- [Supplied data]:
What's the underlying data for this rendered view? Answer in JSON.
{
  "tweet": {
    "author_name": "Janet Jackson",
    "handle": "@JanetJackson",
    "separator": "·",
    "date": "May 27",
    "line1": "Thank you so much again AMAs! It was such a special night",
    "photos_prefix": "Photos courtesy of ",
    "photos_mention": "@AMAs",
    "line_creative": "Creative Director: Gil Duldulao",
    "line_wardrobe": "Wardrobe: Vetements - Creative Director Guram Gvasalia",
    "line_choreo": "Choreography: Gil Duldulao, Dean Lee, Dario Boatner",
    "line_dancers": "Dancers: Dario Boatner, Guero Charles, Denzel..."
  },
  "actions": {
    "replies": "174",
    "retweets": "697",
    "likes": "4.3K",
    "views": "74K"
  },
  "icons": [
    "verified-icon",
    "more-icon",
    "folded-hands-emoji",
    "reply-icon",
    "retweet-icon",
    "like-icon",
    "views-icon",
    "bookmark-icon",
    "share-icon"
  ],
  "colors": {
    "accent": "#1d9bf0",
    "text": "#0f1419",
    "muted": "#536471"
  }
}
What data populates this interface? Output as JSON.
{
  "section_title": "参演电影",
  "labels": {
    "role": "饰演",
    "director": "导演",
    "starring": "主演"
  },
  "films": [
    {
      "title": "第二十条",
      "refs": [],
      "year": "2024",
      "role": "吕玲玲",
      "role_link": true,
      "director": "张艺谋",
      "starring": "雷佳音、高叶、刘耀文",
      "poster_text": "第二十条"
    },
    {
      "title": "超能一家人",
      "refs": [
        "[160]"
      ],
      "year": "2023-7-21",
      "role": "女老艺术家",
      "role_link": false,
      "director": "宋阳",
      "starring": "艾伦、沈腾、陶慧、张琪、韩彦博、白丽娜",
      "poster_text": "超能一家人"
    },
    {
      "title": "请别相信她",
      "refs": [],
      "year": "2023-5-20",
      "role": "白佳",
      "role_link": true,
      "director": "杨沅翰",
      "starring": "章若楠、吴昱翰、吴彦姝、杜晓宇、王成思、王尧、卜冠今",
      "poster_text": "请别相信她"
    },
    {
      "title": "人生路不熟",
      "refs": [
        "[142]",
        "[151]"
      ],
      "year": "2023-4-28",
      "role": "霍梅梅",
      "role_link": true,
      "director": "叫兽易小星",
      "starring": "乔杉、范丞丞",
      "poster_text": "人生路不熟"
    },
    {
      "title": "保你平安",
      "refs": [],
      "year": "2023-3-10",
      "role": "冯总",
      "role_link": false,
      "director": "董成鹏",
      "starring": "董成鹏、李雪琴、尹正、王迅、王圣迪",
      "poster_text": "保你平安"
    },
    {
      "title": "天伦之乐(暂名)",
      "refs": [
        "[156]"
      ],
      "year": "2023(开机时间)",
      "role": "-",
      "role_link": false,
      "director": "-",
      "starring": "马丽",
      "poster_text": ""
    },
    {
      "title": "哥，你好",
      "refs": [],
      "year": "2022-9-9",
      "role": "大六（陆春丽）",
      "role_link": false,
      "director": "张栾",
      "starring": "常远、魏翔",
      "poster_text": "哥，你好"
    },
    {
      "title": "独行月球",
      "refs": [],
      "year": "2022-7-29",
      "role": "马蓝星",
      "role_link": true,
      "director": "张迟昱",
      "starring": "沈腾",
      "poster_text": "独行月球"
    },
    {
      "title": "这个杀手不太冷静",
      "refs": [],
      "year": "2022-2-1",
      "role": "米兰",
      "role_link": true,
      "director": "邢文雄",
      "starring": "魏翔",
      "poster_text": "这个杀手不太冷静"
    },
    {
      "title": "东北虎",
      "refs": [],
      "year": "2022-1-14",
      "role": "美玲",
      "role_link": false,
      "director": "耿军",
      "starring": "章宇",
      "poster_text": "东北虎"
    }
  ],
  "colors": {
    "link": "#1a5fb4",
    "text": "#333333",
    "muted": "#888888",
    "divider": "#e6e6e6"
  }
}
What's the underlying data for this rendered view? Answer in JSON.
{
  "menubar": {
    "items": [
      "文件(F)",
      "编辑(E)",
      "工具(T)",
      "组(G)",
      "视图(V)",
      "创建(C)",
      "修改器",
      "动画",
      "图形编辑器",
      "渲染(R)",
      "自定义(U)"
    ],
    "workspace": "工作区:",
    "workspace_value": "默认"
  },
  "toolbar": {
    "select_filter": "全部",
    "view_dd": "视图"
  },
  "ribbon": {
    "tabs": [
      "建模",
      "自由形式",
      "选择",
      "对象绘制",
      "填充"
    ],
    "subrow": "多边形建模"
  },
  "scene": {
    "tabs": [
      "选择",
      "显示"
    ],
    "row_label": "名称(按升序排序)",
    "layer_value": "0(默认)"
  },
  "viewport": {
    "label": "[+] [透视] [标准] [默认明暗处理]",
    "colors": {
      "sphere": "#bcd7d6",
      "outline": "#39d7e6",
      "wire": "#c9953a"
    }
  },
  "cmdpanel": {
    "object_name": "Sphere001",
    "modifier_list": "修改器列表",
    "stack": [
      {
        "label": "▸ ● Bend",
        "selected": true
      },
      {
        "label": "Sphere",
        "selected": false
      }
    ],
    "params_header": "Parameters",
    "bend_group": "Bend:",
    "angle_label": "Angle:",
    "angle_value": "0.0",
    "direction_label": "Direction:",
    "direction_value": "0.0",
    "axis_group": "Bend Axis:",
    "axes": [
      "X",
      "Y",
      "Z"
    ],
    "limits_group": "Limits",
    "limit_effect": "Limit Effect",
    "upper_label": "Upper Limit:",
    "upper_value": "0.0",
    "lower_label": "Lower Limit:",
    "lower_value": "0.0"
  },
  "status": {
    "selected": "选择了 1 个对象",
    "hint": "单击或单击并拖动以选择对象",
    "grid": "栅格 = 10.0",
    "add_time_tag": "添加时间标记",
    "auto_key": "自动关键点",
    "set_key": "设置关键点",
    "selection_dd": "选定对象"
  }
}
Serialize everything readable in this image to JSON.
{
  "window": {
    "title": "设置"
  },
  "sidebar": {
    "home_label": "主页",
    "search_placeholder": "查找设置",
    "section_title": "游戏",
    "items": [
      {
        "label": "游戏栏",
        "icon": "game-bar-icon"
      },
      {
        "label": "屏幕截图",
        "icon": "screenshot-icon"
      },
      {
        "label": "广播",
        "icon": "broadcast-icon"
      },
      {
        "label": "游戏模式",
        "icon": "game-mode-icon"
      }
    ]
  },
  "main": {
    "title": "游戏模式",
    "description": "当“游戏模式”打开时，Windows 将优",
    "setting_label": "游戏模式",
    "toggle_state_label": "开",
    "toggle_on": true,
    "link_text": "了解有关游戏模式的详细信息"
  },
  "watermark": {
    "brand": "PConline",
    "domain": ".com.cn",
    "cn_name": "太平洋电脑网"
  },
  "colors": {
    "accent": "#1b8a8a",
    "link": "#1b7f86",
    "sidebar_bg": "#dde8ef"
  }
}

- [Challenge]: Every line above should be retyped exactly as given.

- [Solution for this task]:
What's the underlying data for this rendered view? Answer in JSON.
{
  "tweet": {
    "author_name": "Janet Jackson",
    "handle": "@JanetJackson",
    "separator": "·",
    "date": "May 27",
    "line1": "Thank you so much again AMAs! It was such a special night",
    "photos_prefix": "Photos courtesy of ",
    "photos_mention": "@AMAs",
    "line_creative": "Creative Director: Gil Duldulao",
    "line_wardrobe": "Wardrobe: Vetements - Creative Director Guram Gvasalia",
    "line_choreo": "Choreography: Gil Duldulao, Dean Lee, Dario Boatner",
    "line_dancers": "Dancers: Dario Boatner, Guero Charles, Denzel..."
  },
  "actions": {
    "replies": "174",
    "retweets": "697",
    "likes": "4.3K",
    "views": "74K"
  },
  "icons": [
    "verified-icon",
    "more-icon",
    "folded-hands-emoji",
    "reply-icon",
    "retweet-icon",
    "like-icon",
    "views-icon",
    "bookmark-icon",
    "share-icon"
  ],
  "colors": {
    "accent": "#1d9bf0",
    "text": "#0f1419",
    "muted": "#536471"
  }
}
What data populates this interface? Output as JSON.
{
  "section_title": "参演电影",
  "labels": {
    "role": "饰演",
    "director": "导演",
    "starring": "主演"
  },
  "films": [
    {
      "title": "第二十条",
      "refs": [],
      "year": "2024",
      "role": "吕玲玲",
      "role_link": true,
      "director": "张艺谋",
      "starring": "雷佳音、高叶、刘耀文",
      "poster_text": "第二十条"
    },
    {
      "title": "超能一家人",
      "refs": [
        "[160]"
      ],
      "year": "2023-7-21",
      "role": "女老艺术家",
      "role_link": false,
      "director": "宋阳",
      "starring": "艾伦、沈腾、陶慧、张琪、韩彦博、白丽娜",
      "poster_text": "超能一家人"
    },
    {
      "title": "请别相信她",
      "refs": [],
      "year": "2023-5-20",
      "role": "白佳",
      "role_link": true,
      "director": "杨沅翰",
      "starring": "章若楠、吴昱翰、吴彦姝、杜晓宇、王成思、王尧、卜冠今",
      "poster_text": "请别相信她"
    },
    {
      "title": "人生路不熟",
      "refs": [
        "[142]",
        "[151]"
      ],
      "year": "2023-4-28",
      "role": "霍梅梅",
      "role_link": true,
      "director": "叫兽易小星",
      "starring": "乔杉、范丞丞",
      "poster_text": "人生路不熟"
    },
    {
      "title": "保你平安",
      "refs": [],
      "year": "2023-3-10",
      "role": "冯总",
      "role_link": false,
      "director": "董成鹏",
      "starring": "董成鹏、李雪琴、尹正、王迅、王圣迪",
      "poster_text": "保你平安"
    },
    {
      "title": "天伦之乐(暂名)",
      "refs": [
        "[156]"
      ],
      "year": "2023(开机时间)",
      "role": "-",
      "role_link": false,
      "director": "-",
      "starring": "马丽",
      "poster_text": ""
    },
    {
      "title": "哥，你好",
      "refs": [],
      "year": "2022-9-9",
      "role": "大六（陆春丽）",
      "role_link": false,
      "director": "张栾",
      "starring": "常远、魏翔",
      "poster_text": "哥，你好"
    },
    {
      "title": "独行月球",
      "refs": [],
      "year": "2022-7-29",
      "role": "马蓝星",
      "role_link": true,
      "director": "张迟昱",
      "starring": "沈腾",
      "poster_text": "独行月球"
    },
    {
      "title": "这个杀手不太冷静",
      "refs": [],
      "year": "2022-2-1",
      "role": "米兰",
      "role_link": true,
      "director": "邢文雄",
      "starring": "魏翔",
      "poster_text": "这个杀手不太冷静"
    },
    {
      "title": "东北虎",
      "refs": [],
      "year": "2022-1-14",
      "role": "美玲",
      "role_link": false,
      "director": "耿军",
      "starring": "章宇",
      "poster_text": "东北虎"
    }
  ],
  "colors": {
    "link": "#1a5fb4",
    "text": "#333333",
    "muted": "#888888",
    "divider": "#e6e6e6"
  }
}
What's the underlying data for this rendered view? Answer in JSON.
{
  "menubar": {
    "items": [
      "文件(F)",
      "编辑(E)",
      "工具(T)",
      "组(G)",
      "视图(V)",
      "创建(C)",
      "修改器",
      "动画",
      "图形编辑器",
      "渲染(R)",
      "自定义(U)"
    ],
    "workspace": "工作区:",
    "workspace_value": "默认"
  },
  "toolbar": {
    "select_filter": "全部",
    "view_dd": "视图"
  },
  "ribbon": {
    "tabs": [
      "建模",
      "自由形式",
      "选择",
      "对象绘制",
      "填充"
    ],
    "subrow": "多边形建模"
  },
  "scene": {
    "tabs": [
      "选择",
      "显示"
    ],
    "row_label": "名称(按升序排序)",
    "layer_value": "0(默认)"
  },
  "viewport": {
    "label": "[+] [透视] [标准] [默认明暗处理]",
    "colors": {
      "sphere": "#bcd7d6",
      "outline": "#39d7e6",
      "wire": "#c9953a"
    }
  },
  "cmdpanel": {
    "object_name": "Sphere001",
    "modifier_list": "修改器列表",
    "stack": [
      {
        "label": "▸ ● Bend",
        "selected": true
      },
      {
        "label": "Sphere",
        "selected": false
      }
    ],
    "params_header": "Parameters",
    "bend_group": "Bend:",
    "angle_label": "Angle:",
    "angle_value": "0.0",
    "direction_label": "Direction:",
    "direction_value": "0.0",
    "axis_group": "Bend Axis:",
    "axes": [
      "X",
      "Y",
      "Z"
    ],
    "limits_group": "Limits",
    "limit_effect": "Limit Effect",
    "upper_label": "Upper Limit:",
    "upper_value": "0.0",
    "lower_label": "Lower Limit:",
    "lower_value": "0.0"
  },
  "status": {
    "selected": "选择了 1 个对象",
    "hint": "单击或单击并拖动以选择对象",
    "grid": "栅格 = 10.0",
    "add_time_tag": "添加时间标记",
    "auto_key": "自动关键点",
    "set_key": "设置关键点",
    "selection_dd": "选定对象"
  }
}
Serialize everything readable in this image to JSON.
{
  "window": {
    "title": "设置"
  },
  "sidebar": {
    "home_label": "主页",
    "search_placeholder": "查找设置",
    "section_title": "游戏",
    "items": [
      {
        "label": "游戏栏",
        "icon": "game-bar-icon"
      },
      {
        "label": "屏幕截图",
        "icon": "screenshot-icon"
      },
      {
        "label": "广播",
        "icon": "broadcast-icon"
      },
      {
        "label": "游戏模式",
        "icon": "game-mode-icon"
      }
    ]
  },
  "main": {
    "title": "游戏模式",
    "description": "当“游戏模式”打开时，Windows 将优",
    "setting_label": "游戏模式",
    "toggle_state_label": "开",
    "toggle_on": true,
    "link_text": "了解有关游戏模式的详细信息"
  },
  "watermark": {
    "brand": "PConline",
    "domain": ".com.cn",
    "cn_name": "太平洋电脑网"
  },
  "colors": {
    "accent": "#1b8a8a",
    "link": "#1b7f86",
    "sidebar_bg": "#dde8ef"
  }
}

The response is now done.